• TO BE DONE:
Print the entire listing. Each line must match the original exactly.

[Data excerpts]
══════════

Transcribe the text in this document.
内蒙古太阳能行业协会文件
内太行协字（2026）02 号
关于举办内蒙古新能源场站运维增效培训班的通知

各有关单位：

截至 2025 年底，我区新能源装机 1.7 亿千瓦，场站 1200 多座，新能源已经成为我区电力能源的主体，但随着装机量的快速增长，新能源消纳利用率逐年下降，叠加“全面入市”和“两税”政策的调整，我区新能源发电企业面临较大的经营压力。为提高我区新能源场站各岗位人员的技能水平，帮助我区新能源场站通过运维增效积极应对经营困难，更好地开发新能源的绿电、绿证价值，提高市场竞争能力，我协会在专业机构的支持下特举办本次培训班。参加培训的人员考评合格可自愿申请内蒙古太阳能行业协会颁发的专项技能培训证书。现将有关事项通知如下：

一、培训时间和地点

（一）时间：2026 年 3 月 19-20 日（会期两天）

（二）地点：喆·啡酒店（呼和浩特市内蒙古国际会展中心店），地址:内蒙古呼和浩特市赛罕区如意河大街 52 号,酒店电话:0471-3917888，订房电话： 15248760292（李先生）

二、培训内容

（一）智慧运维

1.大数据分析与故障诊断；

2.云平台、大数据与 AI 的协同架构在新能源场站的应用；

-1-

══════════

• EXPECTED OUTPUT:
Transcribe the text in this document.
内蒙古太阳能行业协会文件
内太行协字（2026）02 号
关于举办内蒙古新能源场站运维增效培训班的通知

各有关单位：

截至 2025 年底，我区新能源装机 1.7 亿千瓦，场站 1200 多座，新能源已经成为我区电力能源的主体，但随着装机量的快速增长，新能源消纳利用率逐年下降，叠加“全面入市”和“两税”政策的调整，我区新能源发电企业面临较大的经营压力。为提高我区新能源场站各岗位人员的技能水平，帮助我区新能源场站通过运维增效积极应对经营困难，更好地开发新能源的绿电、绿证价值，提高市场竞争能力，我协会在专业机构的支持下特举办本次培训班。参加培训的人员考评合格可自愿申请内蒙古太阳能行业协会颁发的专项技能培训证书。现将有关事项通知如下：

一、培训时间和地点

（一）时间：2026 年 3 月 19-20 日（会期两天）

（二）地点：喆·啡酒店（呼和浩特市内蒙古国际会展中心店），地址:内蒙古呼和浩特市赛罕区如意河大街 52 号,酒店电话:0471-3917888，订房电话： 15248760292（李先生）

二、培训内容

（一）智慧运维

1.大数据分析与故障诊断；

2.云平台、大数据与 AI 的协同架构在新能源场站的应用；

-1-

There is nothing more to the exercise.